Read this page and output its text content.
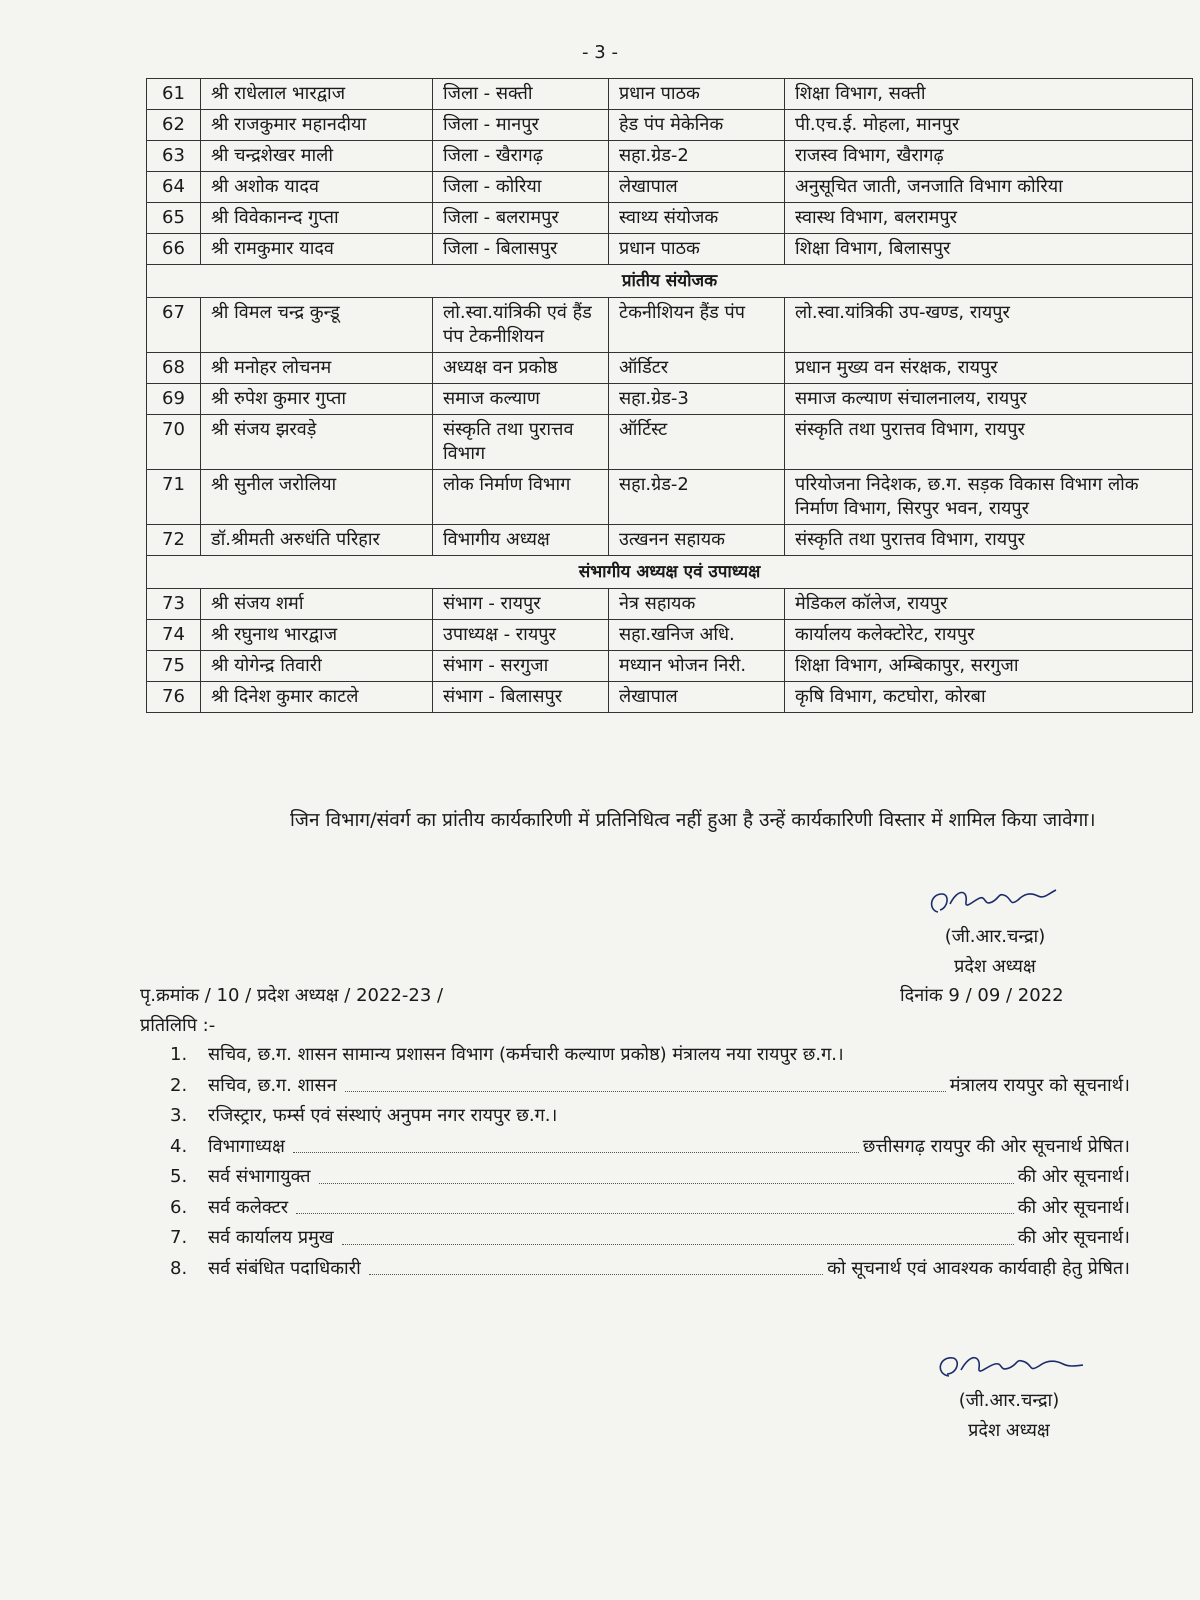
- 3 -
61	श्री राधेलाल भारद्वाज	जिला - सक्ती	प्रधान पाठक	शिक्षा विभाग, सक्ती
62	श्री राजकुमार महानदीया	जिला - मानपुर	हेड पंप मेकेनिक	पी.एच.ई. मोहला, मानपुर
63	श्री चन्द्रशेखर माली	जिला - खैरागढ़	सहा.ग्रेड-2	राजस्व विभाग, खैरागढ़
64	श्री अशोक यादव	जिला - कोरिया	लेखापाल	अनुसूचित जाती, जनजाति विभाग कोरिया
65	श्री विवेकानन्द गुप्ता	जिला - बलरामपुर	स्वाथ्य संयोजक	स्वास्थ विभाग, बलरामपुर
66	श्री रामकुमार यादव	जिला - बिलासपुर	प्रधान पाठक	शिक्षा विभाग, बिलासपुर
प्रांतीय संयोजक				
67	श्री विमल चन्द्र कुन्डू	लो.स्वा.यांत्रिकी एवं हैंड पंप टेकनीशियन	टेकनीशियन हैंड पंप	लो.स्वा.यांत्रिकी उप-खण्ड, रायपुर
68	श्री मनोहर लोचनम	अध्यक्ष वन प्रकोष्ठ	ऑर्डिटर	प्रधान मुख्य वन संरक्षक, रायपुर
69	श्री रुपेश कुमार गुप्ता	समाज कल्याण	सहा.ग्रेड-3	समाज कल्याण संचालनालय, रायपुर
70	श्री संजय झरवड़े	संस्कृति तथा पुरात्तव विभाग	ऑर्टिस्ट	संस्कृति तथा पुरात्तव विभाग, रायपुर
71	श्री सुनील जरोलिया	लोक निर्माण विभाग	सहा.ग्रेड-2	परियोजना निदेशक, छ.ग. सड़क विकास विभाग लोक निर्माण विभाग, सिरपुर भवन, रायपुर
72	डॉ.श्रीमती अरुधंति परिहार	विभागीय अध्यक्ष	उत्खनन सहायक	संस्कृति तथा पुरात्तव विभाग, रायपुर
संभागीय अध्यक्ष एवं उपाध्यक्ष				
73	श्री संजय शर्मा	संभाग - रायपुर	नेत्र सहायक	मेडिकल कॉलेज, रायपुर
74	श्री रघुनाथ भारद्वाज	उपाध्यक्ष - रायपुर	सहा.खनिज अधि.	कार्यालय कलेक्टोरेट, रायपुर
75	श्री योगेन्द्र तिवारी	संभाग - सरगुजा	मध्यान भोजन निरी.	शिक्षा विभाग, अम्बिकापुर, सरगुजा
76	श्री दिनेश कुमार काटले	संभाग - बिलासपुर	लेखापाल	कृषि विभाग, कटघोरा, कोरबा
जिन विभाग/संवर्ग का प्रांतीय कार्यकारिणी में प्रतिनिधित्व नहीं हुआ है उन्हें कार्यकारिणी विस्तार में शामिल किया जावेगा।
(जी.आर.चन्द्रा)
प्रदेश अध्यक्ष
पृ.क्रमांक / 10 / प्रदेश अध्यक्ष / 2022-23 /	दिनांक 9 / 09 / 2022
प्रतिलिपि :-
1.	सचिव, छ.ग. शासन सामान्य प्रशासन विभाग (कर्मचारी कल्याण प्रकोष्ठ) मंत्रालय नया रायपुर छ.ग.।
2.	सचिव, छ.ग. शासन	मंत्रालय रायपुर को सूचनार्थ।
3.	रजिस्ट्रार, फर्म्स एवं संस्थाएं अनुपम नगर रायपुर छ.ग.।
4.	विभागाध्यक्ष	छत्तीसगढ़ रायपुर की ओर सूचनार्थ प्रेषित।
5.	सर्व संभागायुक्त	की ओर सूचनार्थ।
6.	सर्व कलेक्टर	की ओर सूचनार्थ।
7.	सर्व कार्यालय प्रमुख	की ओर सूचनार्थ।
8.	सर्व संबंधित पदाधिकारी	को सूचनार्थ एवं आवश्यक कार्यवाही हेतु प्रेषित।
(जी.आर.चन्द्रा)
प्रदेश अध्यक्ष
☆ ☆ ☆ ☆
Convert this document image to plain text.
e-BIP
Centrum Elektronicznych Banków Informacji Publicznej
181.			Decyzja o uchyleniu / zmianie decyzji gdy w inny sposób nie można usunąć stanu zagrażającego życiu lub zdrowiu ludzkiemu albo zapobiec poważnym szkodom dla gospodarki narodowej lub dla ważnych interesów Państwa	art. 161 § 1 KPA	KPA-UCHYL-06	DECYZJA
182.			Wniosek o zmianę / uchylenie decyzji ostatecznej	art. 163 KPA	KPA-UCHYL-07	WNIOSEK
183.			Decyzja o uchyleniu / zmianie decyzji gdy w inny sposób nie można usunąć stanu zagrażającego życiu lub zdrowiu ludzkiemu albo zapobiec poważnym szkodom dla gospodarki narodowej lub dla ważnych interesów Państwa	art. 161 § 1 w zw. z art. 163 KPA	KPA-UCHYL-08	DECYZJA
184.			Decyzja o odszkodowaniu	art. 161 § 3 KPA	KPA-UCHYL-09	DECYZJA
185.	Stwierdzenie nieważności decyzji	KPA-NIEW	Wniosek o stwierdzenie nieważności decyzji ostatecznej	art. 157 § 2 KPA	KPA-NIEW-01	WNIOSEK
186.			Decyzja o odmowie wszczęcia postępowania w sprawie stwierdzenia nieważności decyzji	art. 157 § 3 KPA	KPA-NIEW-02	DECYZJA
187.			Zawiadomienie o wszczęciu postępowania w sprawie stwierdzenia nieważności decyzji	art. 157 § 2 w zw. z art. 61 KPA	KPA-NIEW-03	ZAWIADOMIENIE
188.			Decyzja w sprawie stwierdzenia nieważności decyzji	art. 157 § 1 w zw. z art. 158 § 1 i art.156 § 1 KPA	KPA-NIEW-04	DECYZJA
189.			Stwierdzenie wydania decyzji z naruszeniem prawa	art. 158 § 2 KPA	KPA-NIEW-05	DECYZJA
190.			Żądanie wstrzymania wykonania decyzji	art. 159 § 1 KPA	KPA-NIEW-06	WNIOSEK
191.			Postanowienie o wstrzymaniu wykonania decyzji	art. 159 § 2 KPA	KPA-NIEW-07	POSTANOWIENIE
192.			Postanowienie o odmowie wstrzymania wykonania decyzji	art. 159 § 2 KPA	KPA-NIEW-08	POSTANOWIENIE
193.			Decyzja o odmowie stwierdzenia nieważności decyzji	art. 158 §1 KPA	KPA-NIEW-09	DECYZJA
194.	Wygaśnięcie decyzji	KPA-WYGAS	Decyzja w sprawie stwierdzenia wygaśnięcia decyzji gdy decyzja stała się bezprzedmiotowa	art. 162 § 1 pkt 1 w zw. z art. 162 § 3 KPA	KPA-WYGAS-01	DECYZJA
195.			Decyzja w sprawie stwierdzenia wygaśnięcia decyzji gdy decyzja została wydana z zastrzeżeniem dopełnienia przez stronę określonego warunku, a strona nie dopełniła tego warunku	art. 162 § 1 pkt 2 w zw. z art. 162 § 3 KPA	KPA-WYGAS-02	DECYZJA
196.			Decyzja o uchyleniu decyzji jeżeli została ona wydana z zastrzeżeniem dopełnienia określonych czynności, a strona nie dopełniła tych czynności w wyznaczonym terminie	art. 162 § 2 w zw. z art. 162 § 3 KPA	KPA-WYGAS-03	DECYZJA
☆ ☆ ☆ ☆
■ WHAT TO PRODUCE ■
Look through the entries above; copy every line holding the string "Stwierdzenie".

■ EXERCISE ANSWER ■
185.	Stwierdzenie nieważności decyzji	KPA-NIEW	Wniosek o stwierdzenie nieważności decyzji ostatecznej	art. 157 § 2 KPA	KPA-NIEW-01	WNIOSEK
189.			Stwierdzenie wydania decyzji z naruszeniem prawa	art. 158 § 2 KPA	KPA-NIEW-05	DECYZJA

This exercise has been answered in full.